Your instructions: Can you transcribe every entry word for word, skipping the images?

Input material:
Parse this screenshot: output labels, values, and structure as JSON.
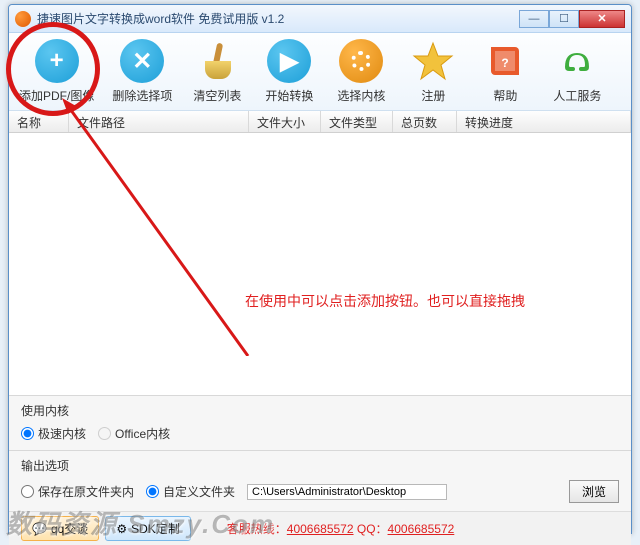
{
  "window": {
    "title": "捷速图片文字转换成word软件 免费试用版 v1.2"
  },
  "toolbar": {
    "add": "添加PDF/图像",
    "delete": "删除选择项",
    "clear": "清空列表",
    "start": "开始转换",
    "engine": "选择内核",
    "register": "注册",
    "help": "帮助",
    "service": "人工服务"
  },
  "columns": {
    "name": "名称",
    "path": "文件路径",
    "size": "文件大小",
    "type": "文件类型",
    "pages": "总页数",
    "progress": "转换进度"
  },
  "annotation": "在使用中可以点击添加按钮。也可以直接拖拽",
  "engine": {
    "heading": "使用内核",
    "fast": "极速内核",
    "office": "Office内核"
  },
  "output": {
    "heading": "输出选项",
    "keep": "保存在原文件夹内",
    "custom": "自定义文件夹",
    "path": "C:\\Users\\Administrator\\Desktop",
    "browse": "浏览"
  },
  "footer": {
    "qq": "qq交谈",
    "sdk": "SDK定制",
    "hotline_label": "客服热线：",
    "phone": "4006685572",
    "qq_label": " QQ：",
    "qq_num": "4006685572"
  },
  "watermark": "数码资源 Smzy.Com"
}
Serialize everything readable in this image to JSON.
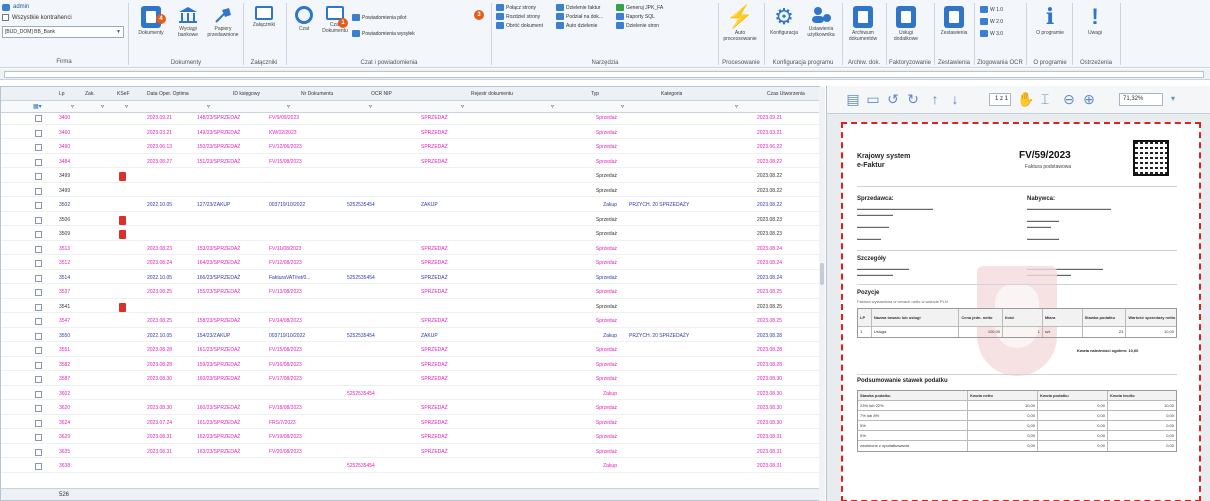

Answer to this problem:
Parse this screenshot: output labels, values, and structure as JSON.
{
  "window": {
    "title": "捷速图片文字转换成word软件 免费试用版 v1.2"
  },
  "toolbar": {
    "add": "添加PDF/图像",
    "delete": "删除选择项",
    "clear": "清空列表",
    "start": "开始转换",
    "engine": "选择内核",
    "register": "注册",
    "help": "帮助",
    "service": "人工服务"
  },
  "columns": {
    "name": "名称",
    "path": "文件路径",
    "size": "文件大小",
    "type": "文件类型",
    "pages": "总页数",
    "progress": "转换进度"
  },
  "annotation": "在使用中可以点击添加按钮。也可以直接拖拽",
  "engine": {
    "heading": "使用内核",
    "fast": "极速内核",
    "office": "Office内核"
  },
  "output": {
    "heading": "输出选项",
    "keep": "保存在原文件夹内",
    "custom": "自定义文件夹",
    "path": "C:\\Users\\Administrator\\Desktop",
    "browse": "浏览"
  },
  "footer": {
    "qq": "qq交谈",
    "sdk": "SDK定制",
    "hotline_label": "客服热线：",
    "phone": "4006685572",
    "qq_label": " QQ：",
    "qq_num": "4006685572"
  },
  "watermark": "数码资源 Smzy.Com"
}
Serialize everything readable in this image to JSON.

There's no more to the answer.